Recorded data
::::::::::
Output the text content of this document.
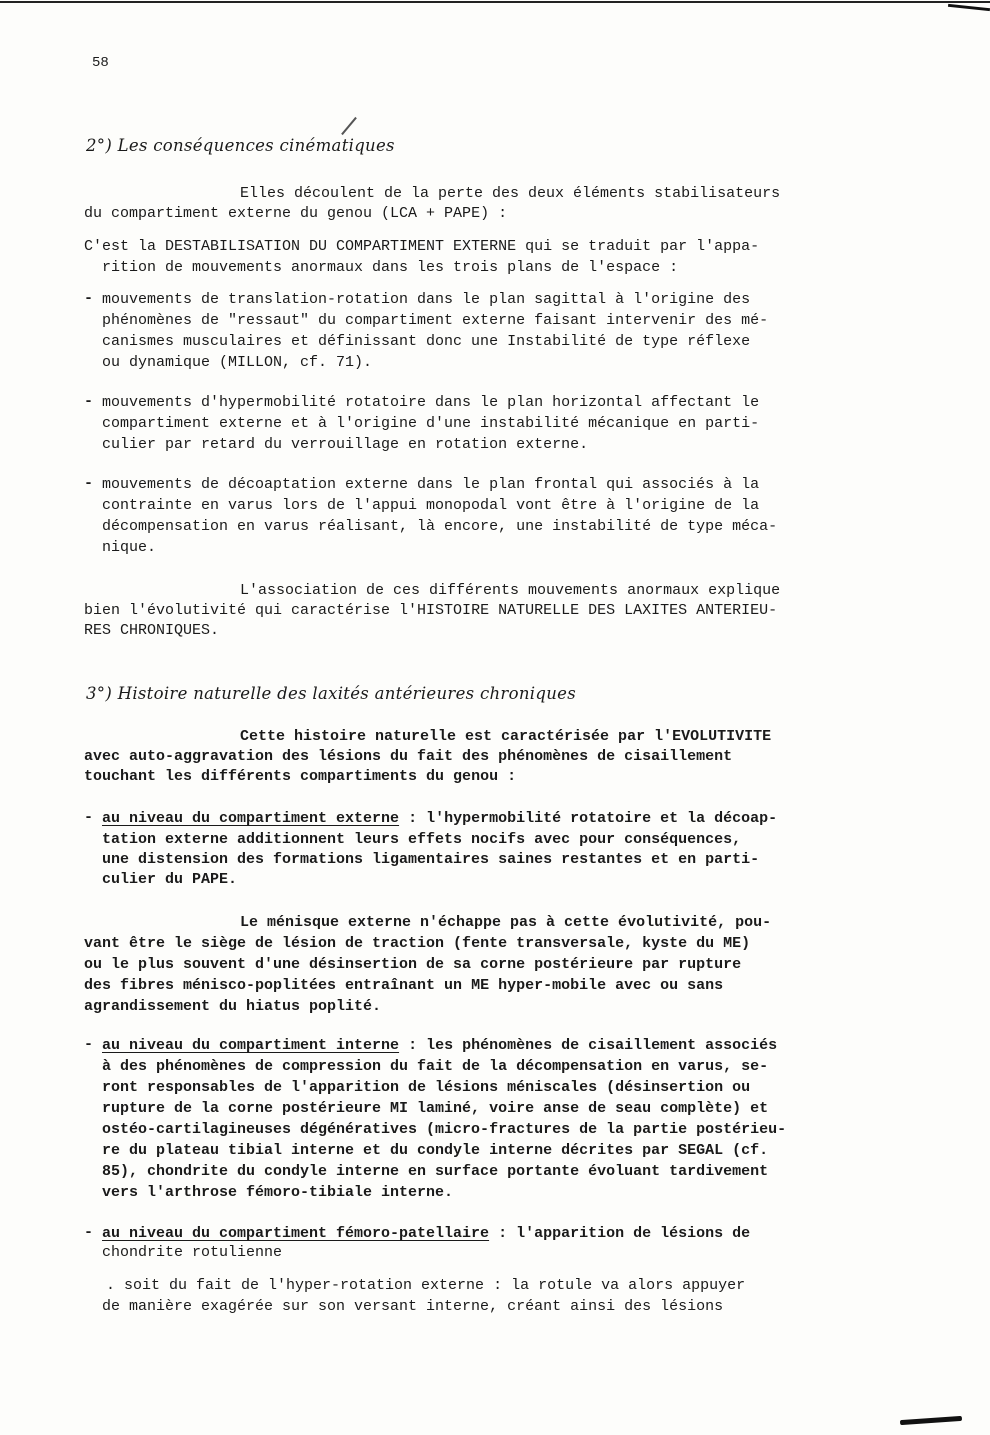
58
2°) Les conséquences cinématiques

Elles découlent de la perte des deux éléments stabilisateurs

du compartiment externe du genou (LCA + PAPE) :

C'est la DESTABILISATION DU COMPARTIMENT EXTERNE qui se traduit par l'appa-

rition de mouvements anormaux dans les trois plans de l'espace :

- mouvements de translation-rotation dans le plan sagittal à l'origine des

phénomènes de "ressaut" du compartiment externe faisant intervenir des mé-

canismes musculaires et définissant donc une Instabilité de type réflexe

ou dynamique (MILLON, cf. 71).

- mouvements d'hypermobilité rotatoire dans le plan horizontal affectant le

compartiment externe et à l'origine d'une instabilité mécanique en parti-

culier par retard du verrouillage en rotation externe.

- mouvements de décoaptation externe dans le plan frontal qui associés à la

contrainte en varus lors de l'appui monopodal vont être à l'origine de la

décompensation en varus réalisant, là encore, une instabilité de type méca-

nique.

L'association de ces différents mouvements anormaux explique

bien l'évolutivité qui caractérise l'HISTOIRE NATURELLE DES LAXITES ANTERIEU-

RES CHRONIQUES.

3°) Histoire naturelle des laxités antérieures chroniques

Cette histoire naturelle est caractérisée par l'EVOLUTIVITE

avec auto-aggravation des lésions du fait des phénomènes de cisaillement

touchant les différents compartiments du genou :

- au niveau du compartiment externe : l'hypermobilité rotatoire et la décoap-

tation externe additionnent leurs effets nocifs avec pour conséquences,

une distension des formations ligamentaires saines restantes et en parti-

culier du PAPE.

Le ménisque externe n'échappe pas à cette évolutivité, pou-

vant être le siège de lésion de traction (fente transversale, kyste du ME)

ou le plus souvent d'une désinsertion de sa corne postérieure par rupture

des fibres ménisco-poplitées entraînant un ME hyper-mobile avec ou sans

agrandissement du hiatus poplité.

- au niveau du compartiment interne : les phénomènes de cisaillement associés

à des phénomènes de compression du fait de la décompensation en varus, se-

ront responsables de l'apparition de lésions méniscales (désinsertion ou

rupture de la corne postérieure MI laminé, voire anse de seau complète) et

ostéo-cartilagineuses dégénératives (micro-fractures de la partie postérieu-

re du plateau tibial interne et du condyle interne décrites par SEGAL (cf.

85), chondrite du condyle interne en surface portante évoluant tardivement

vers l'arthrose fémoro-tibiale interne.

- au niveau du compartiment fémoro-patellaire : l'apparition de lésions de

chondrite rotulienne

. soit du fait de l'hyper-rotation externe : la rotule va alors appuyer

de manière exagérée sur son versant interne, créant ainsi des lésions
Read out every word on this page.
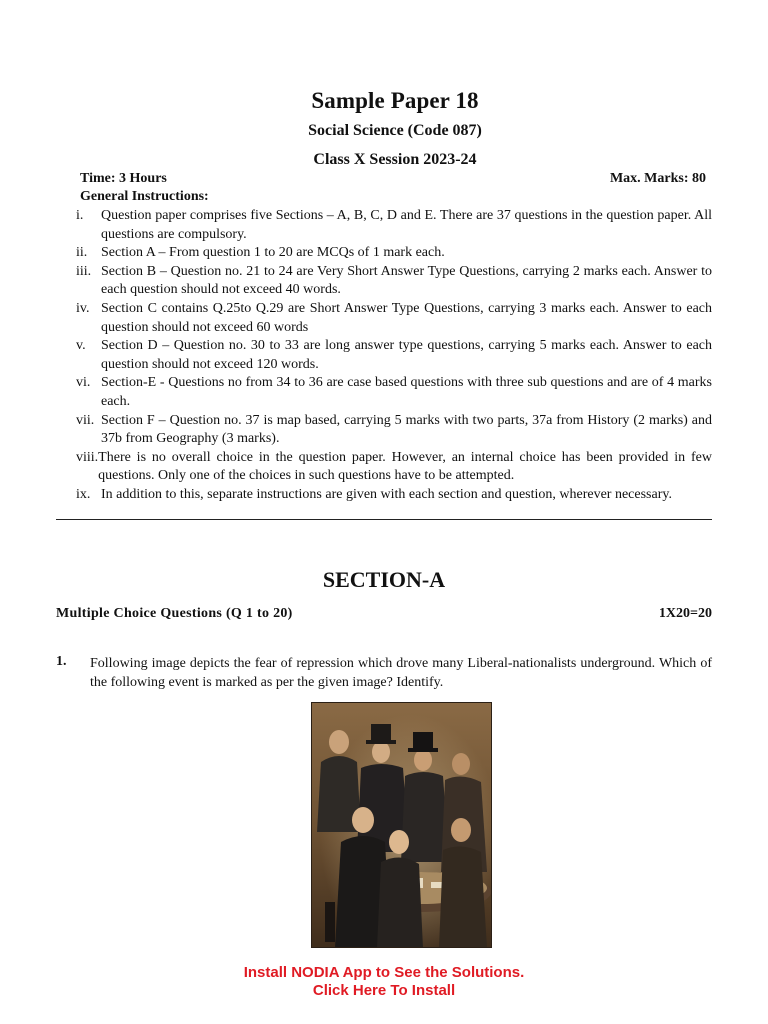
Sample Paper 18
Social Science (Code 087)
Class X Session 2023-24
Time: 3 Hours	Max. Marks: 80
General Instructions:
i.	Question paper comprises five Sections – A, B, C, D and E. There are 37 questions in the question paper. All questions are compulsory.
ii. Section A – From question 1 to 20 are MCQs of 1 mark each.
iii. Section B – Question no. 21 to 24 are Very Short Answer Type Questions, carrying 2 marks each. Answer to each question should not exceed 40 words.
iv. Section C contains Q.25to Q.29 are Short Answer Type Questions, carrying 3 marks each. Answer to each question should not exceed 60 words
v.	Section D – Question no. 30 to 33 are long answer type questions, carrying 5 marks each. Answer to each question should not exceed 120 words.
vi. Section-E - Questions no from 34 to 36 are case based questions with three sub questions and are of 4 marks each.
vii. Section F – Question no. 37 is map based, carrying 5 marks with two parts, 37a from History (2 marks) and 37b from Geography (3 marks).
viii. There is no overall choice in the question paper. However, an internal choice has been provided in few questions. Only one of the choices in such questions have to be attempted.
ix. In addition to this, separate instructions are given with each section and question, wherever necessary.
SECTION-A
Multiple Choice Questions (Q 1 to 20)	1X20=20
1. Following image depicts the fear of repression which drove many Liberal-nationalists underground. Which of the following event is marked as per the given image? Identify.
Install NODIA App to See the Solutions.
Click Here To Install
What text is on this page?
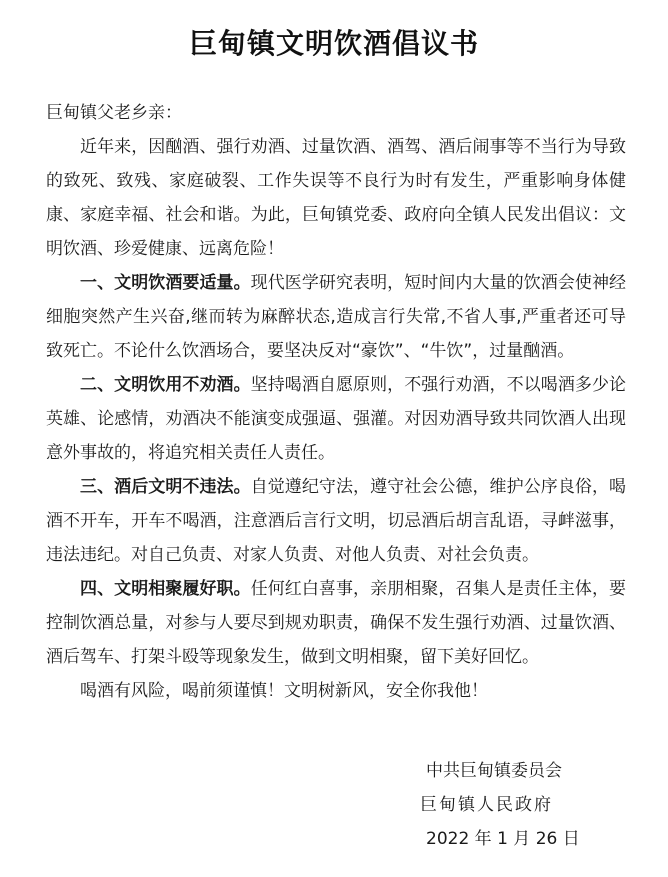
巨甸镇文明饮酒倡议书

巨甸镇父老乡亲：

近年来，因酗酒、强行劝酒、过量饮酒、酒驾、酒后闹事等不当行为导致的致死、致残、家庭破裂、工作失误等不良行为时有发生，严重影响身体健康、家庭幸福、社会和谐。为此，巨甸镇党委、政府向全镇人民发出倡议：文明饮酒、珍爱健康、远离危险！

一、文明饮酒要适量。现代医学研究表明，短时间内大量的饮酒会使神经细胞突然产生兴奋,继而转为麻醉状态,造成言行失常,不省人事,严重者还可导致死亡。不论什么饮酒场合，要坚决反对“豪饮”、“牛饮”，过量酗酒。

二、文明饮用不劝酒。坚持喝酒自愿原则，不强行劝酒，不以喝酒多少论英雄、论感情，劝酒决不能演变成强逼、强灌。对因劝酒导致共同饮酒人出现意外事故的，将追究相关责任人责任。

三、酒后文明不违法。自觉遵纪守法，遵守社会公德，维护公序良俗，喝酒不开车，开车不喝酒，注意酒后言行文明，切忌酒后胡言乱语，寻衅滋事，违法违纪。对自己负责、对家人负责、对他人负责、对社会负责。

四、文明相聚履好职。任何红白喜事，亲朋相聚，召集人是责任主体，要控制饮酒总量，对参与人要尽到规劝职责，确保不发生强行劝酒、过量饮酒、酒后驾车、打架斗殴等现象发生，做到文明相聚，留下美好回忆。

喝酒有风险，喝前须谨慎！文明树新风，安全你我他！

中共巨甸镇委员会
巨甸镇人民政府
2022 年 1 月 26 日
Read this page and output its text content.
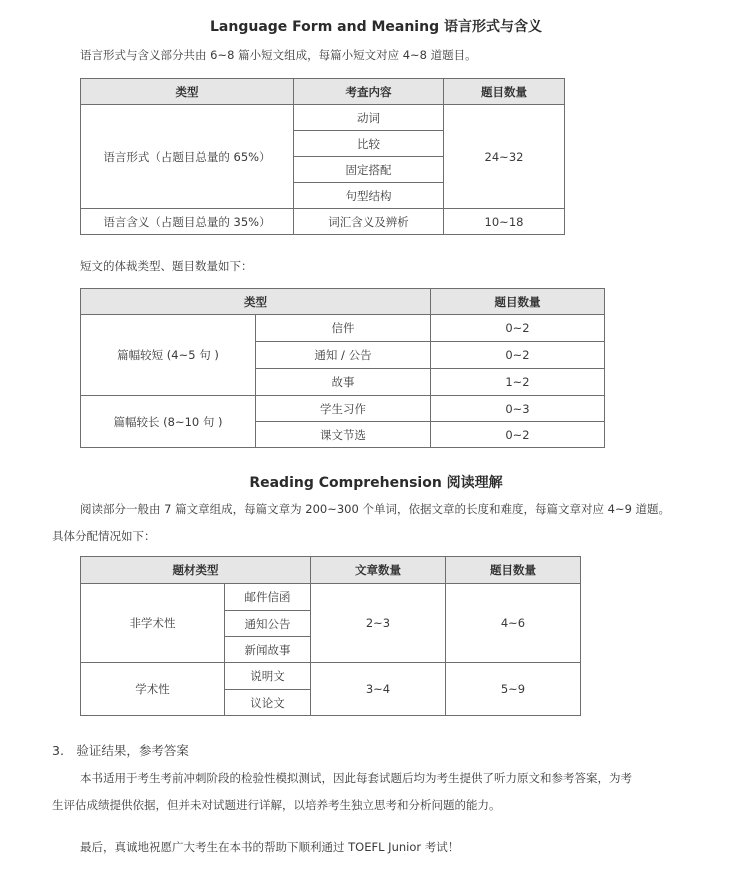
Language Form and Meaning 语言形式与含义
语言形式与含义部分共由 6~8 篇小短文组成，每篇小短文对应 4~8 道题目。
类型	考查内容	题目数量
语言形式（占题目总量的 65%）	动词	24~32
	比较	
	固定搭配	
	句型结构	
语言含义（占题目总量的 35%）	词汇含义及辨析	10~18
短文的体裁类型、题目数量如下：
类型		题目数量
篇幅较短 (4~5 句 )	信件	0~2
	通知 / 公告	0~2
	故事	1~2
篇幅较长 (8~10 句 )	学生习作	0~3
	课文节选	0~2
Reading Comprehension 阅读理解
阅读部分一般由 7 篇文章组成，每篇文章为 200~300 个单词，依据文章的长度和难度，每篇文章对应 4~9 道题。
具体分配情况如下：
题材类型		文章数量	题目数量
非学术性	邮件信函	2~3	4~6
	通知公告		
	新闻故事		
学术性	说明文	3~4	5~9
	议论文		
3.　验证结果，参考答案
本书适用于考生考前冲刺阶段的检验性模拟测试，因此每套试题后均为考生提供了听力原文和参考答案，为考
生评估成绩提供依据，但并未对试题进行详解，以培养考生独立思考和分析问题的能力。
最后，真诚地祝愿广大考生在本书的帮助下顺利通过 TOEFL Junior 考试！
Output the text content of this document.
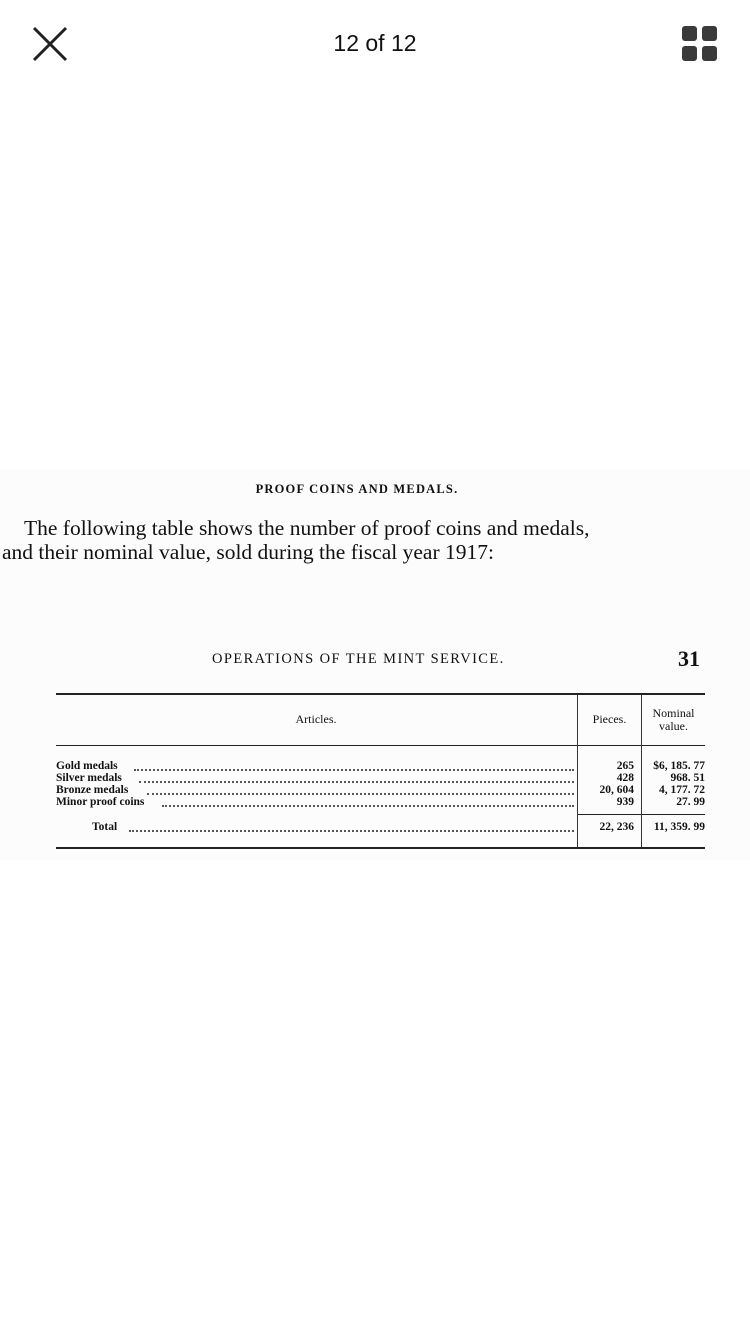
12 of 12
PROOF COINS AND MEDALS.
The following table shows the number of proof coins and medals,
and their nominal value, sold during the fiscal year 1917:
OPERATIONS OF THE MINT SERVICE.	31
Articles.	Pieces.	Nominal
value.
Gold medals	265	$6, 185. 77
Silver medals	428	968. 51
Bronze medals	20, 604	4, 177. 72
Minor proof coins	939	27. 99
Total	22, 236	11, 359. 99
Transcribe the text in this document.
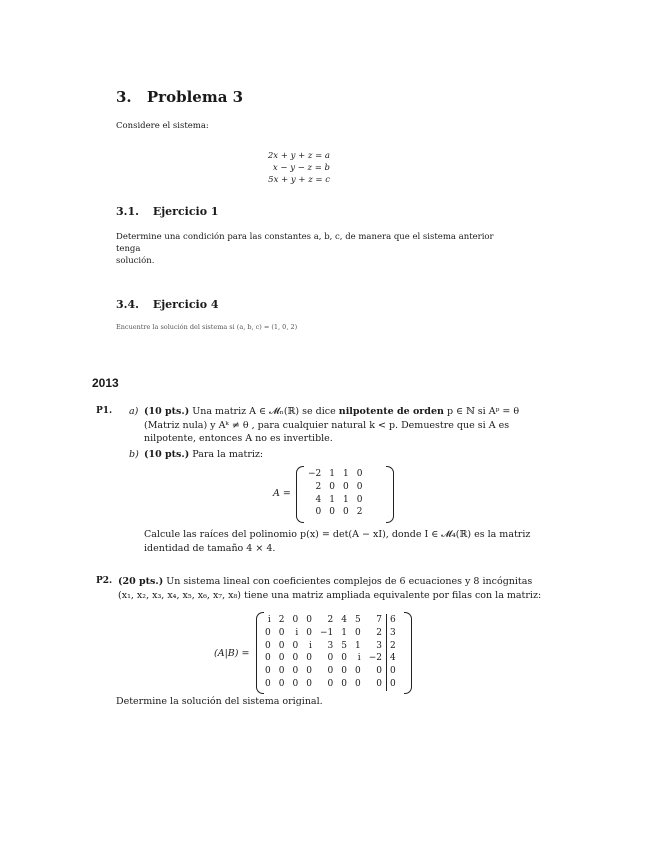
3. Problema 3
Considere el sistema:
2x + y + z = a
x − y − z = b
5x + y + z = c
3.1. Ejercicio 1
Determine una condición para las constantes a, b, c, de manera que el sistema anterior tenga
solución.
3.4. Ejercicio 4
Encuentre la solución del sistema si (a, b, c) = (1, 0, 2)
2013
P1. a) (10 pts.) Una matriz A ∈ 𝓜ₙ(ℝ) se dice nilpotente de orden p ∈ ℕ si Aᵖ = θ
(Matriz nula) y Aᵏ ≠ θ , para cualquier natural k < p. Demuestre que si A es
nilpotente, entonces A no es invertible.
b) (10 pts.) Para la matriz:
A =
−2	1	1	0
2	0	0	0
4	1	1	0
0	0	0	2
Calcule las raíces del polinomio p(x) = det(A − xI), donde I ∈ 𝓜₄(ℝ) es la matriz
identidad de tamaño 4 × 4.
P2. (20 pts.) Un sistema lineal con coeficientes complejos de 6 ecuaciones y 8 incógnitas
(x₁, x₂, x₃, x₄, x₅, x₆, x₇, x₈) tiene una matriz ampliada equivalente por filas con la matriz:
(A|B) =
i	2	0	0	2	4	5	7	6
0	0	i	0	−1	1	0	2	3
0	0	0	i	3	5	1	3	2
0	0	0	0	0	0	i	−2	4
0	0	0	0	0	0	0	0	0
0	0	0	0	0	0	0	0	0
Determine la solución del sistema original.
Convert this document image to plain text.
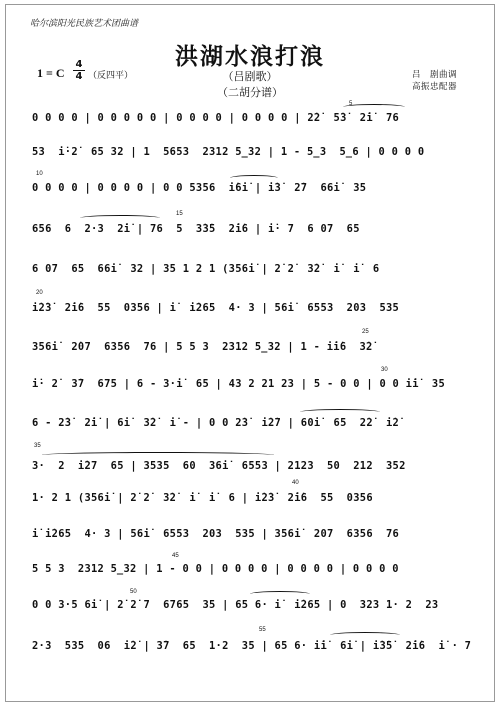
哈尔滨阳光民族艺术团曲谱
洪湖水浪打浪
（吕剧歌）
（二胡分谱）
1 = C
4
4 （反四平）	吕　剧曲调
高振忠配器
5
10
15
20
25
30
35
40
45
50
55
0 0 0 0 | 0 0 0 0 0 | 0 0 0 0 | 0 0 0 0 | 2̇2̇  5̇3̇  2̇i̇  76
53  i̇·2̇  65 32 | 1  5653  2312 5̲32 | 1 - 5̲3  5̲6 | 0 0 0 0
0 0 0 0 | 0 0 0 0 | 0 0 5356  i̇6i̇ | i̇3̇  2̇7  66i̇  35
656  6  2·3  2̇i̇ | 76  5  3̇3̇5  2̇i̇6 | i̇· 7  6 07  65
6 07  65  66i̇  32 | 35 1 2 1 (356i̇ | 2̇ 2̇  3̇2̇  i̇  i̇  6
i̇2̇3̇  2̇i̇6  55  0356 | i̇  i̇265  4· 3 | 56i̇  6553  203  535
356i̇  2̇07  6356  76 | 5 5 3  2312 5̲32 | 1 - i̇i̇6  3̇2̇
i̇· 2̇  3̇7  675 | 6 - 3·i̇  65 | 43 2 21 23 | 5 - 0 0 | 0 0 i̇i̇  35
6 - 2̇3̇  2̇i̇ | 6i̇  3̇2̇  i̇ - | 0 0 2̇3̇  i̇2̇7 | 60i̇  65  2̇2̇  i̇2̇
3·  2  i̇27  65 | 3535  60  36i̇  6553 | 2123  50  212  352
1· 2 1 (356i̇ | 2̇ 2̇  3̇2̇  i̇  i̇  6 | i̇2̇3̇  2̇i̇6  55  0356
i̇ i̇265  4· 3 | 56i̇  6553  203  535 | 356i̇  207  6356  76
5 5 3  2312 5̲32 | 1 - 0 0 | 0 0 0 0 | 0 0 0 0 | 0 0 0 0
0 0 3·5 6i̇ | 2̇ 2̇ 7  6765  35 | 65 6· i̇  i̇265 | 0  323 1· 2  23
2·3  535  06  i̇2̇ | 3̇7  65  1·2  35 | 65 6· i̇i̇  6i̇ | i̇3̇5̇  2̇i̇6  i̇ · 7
::::::::::
> _PROBLEM STATEMENT_: Tally up the lines holding the string "each" in this listing, and report the total alone.

> _THE COMPLETED TASK_: 6